*AIM*
Write out the full set of records exactly. Any pictures in them do not belong in the copy.

-*-

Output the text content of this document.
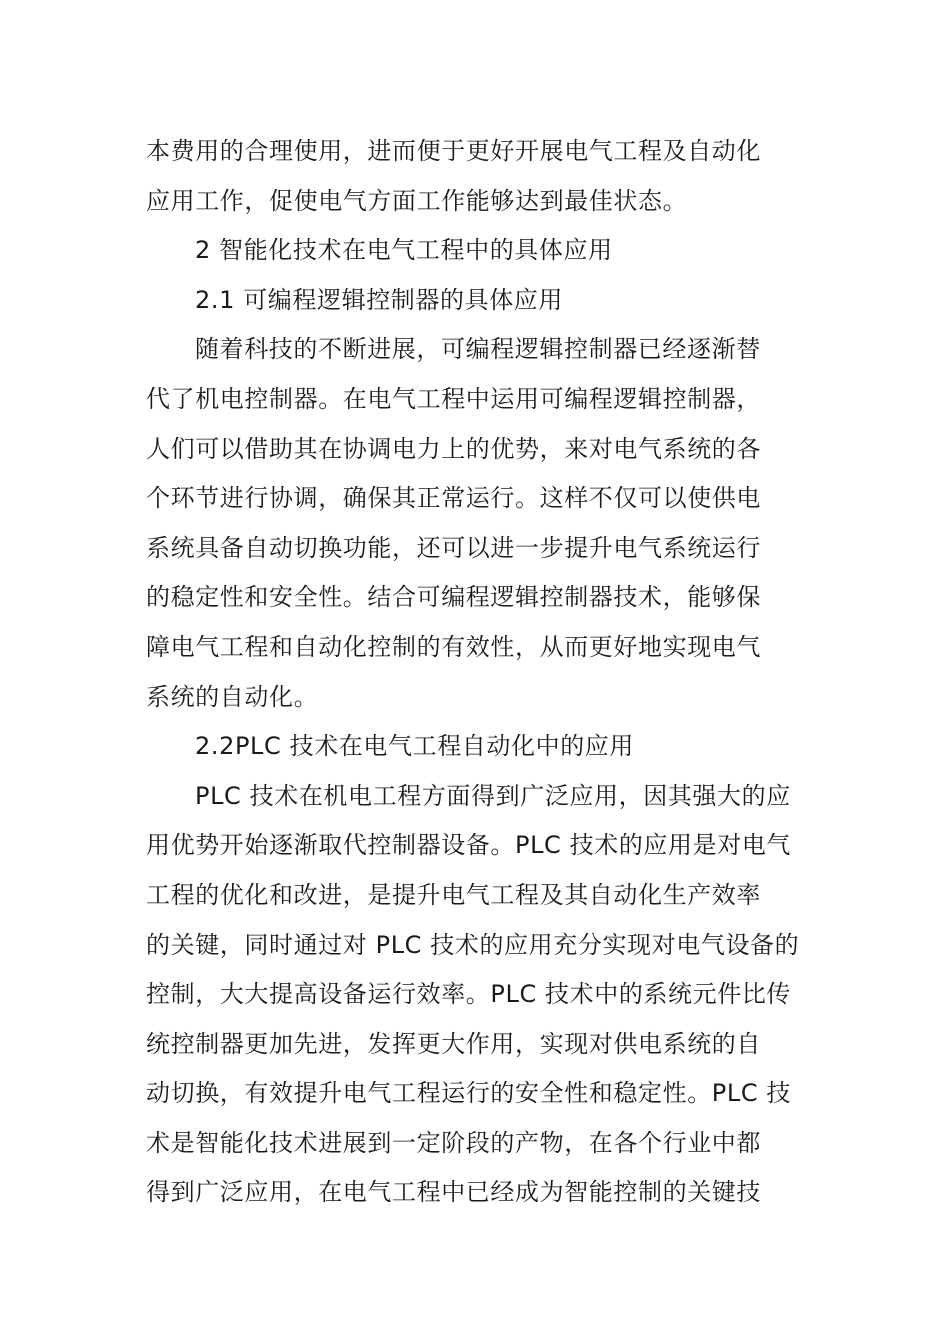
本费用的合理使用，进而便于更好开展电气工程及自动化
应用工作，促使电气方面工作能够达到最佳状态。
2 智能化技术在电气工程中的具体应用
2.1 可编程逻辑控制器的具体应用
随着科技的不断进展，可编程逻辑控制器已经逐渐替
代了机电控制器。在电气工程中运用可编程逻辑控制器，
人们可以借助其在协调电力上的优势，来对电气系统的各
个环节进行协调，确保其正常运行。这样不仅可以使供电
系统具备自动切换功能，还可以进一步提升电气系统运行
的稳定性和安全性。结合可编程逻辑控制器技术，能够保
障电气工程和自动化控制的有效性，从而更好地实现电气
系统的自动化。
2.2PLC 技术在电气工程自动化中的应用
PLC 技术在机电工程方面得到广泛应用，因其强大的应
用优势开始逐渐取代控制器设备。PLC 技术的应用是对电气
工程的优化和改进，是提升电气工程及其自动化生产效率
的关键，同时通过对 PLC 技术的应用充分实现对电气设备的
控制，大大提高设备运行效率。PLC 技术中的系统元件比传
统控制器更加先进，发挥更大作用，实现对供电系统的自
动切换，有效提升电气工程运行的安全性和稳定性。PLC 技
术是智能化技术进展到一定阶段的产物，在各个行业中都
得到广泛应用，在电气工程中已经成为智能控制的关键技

-*-

*OUTPUT FOR THIS EXERCISE*
Output the text content of this document.
本费用的合理使用，进而便于更好开展电气工程及自动化
应用工作，促使电气方面工作能够达到最佳状态。
2 智能化技术在电气工程中的具体应用
2.1 可编程逻辑控制器的具体应用
随着科技的不断进展，可编程逻辑控制器已经逐渐替
代了机电控制器。在电气工程中运用可编程逻辑控制器，
人们可以借助其在协调电力上的优势，来对电气系统的各
个环节进行协调，确保其正常运行。这样不仅可以使供电
系统具备自动切换功能，还可以进一步提升电气系统运行
的稳定性和安全性。结合可编程逻辑控制器技术，能够保
障电气工程和自动化控制的有效性，从而更好地实现电气
系统的自动化。
2.2PLC 技术在电气工程自动化中的应用
PLC 技术在机电工程方面得到广泛应用，因其强大的应
用优势开始逐渐取代控制器设备。PLC 技术的应用是对电气
工程的优化和改进，是提升电气工程及其自动化生产效率
的关键，同时通过对 PLC 技术的应用充分实现对电气设备的
控制，大大提高设备运行效率。PLC 技术中的系统元件比传
统控制器更加先进，发挥更大作用，实现对供电系统的自
动切换，有效提升电气工程运行的安全性和稳定性。PLC 技
术是智能化技术进展到一定阶段的产物，在各个行业中都
得到广泛应用，在电气工程中已经成为智能控制的关键技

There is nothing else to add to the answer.